**Extracted text**

^^^^^^^^

God is great, Dear is great.... Everything is great :p
♥
;
12:09 AM
My cute Dear with Min min in sch uniform
1 question:
Am i still that mr nice guy that i was??? I dun feel the same.... Feeling myself drift further and further away of what i deem as being nice. Anyways, what is the definition of being nice? Haha i dunno. Have been feeling a stress within me recently... Felt as if i had a split personality... its either that, or my mood swings have been more frequent recently.... wanted to go for a haircut today. Apparently, Summer saloon is not open on Tuesday. Wanted to HMV to get Muse's new live performance DVD, apparently HMV is not ordering that dvd. Wanted to go pei dear dear, apparently she has to work on her composition which have to be submitted soon. I dunno but today is not a very smooth day for me. Everything seems to be taking a turn for the worst. Mayb that have caused me to be disillusionised. Went Speedy, played DOTA, edited the compo. Dear dear sounded so tired..... Guess i am complaining alot today but today was a wierd day for me.... It all started out so well and now i am all shagged...... Is this what i can do when i dun haf work? If that is the case, i would have rather worked.... Pray tml will be a better day.
Jealousy is feeding on me. i have to stop it before it becomes an obstacle.... GOD, I NEED YOU!!!! Love is selfish? guess so in my case....

^^^^^^^^

**Raw records**
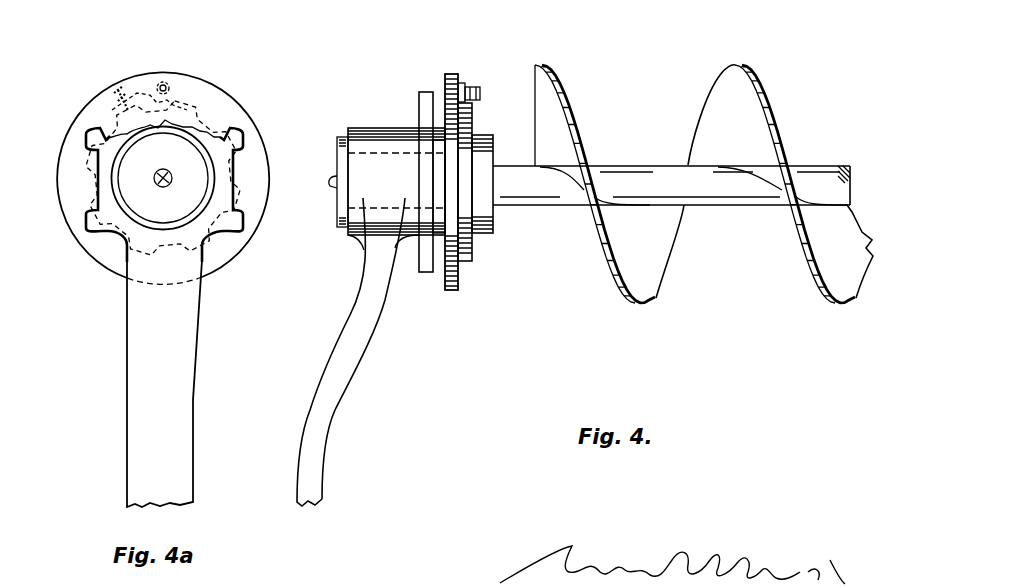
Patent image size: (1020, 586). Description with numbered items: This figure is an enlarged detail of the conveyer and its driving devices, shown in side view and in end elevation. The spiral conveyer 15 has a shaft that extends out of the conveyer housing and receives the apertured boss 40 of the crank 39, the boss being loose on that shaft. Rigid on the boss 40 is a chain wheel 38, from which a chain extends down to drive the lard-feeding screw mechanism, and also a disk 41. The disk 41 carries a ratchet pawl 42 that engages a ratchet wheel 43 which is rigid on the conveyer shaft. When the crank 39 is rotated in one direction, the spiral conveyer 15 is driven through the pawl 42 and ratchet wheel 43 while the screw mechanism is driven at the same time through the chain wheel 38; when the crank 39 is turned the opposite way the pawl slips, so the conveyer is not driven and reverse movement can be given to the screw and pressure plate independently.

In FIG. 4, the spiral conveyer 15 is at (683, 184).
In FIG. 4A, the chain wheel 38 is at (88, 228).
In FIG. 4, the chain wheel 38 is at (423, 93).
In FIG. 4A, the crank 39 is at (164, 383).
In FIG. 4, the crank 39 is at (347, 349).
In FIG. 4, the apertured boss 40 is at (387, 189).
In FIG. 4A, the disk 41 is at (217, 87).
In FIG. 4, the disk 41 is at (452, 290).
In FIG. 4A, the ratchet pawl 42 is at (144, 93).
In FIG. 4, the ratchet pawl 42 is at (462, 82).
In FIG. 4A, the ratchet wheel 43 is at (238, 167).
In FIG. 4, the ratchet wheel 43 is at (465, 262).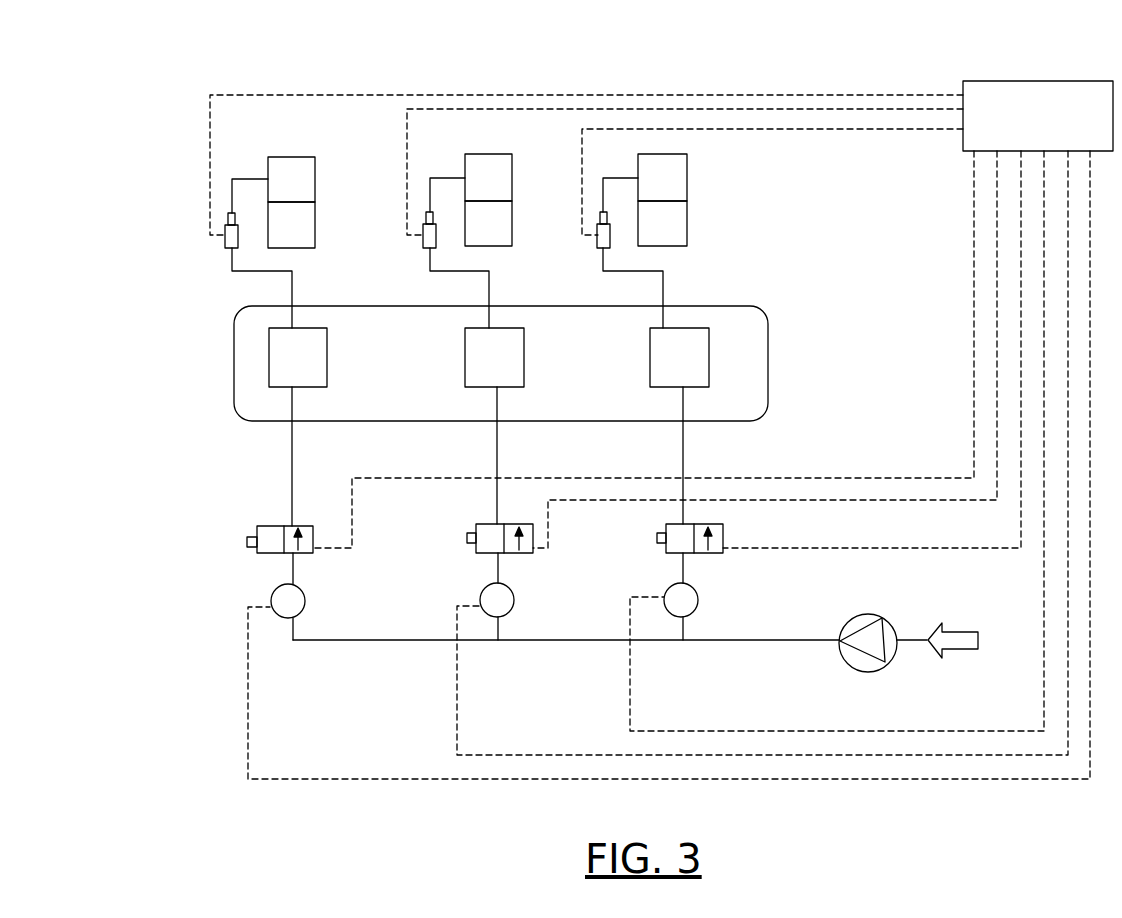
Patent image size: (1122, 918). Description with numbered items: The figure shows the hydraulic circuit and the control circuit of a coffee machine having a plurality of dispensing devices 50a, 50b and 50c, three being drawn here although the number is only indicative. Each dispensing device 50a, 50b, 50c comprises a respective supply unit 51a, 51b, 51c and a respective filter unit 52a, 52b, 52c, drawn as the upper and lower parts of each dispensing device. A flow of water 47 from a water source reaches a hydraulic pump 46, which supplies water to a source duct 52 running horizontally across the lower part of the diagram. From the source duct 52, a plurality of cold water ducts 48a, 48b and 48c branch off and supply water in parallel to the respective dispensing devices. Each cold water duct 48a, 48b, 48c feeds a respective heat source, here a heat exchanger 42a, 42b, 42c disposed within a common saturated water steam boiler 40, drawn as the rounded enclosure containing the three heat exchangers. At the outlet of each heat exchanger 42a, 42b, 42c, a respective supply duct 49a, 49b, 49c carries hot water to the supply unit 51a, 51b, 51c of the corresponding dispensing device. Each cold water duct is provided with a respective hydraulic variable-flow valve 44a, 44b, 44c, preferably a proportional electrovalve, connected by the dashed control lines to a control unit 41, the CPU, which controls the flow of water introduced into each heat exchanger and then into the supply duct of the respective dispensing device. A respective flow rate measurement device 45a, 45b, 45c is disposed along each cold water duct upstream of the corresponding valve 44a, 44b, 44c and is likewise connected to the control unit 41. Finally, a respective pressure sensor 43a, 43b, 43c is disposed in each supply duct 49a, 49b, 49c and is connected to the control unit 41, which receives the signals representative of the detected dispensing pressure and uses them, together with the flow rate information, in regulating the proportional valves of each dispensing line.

^^^^^^^^

**Problem statement**
Carry on the personal blog post about a frustrating day, starting after its final line.

**The result**
I am so sorry will try to change myself to not hurt you.... i love you dear!
♥
Monday, March 03, 2008;
10:21 PM
Happy!!! 1 word to describe my mood now. I feel so good. Its been a long time since i had such enjoyment. Dear, i am really happy today. My emotions lay bared to you.. And you really helped me so damn much in managing myself...
Life is great when i can get to cya through this week. I felt lethargic before i saw you. Anyways, i had fun at mahjong also... Though i lost money....
Anyway, i swapped memory sticks with you today. haha can get to c all your cute pictures and some of them, i may save it in my harddisk... To be frank, its difficult getting my eyes off you. I dunno how you did it. But u have been adding in so much more colors into my life...
Slacking the whole day through is also like working worx.... haha.... lets take a look at my schedule and what i did since morning!
10am: wakes up
1030am: eats breakfast/use laptop
11am: preparation to go out
1130am: heads out
12pm: at darryl's house mahjong
430pm: goes meet Xue Yan
8pm: sends Xue Yan home
830pm: takes bus back to darryl's hous
945pm: reaches his hous
11pm: eat dinner
Wahahaha how cool is that??? anyway, i still find it more relaxing than working..... haha enjoyment makes the day pass very fast.... haha
Love you dear, you are my life. Thanks for being there for me yesterday. Will be there for you too... Stay tuned for some pictures of my Dear that i am gonna upload..... Love you dear!!!
♥
;
10:30 AM
Haha cant believe i pulled through a 12 hours of work on Sunday.... When i reached home, felt like updating my blog but i promised Xue Yan not to. Went to sleep at 1 am. Really to be frank, i did went online for a short period of time. Anyway, it was a boring day. Luckily there were small amounts of crowds and i was able to take quick rests in between. haha, And guess wad, Xue yan did acc me the whole day thru, keep asking me to jia you when i felt like giving up.
I am actually feeling very tired even at this point in time. Did not sleep well last night. Mayb cuz my mind was actually not totally switched off after a long day.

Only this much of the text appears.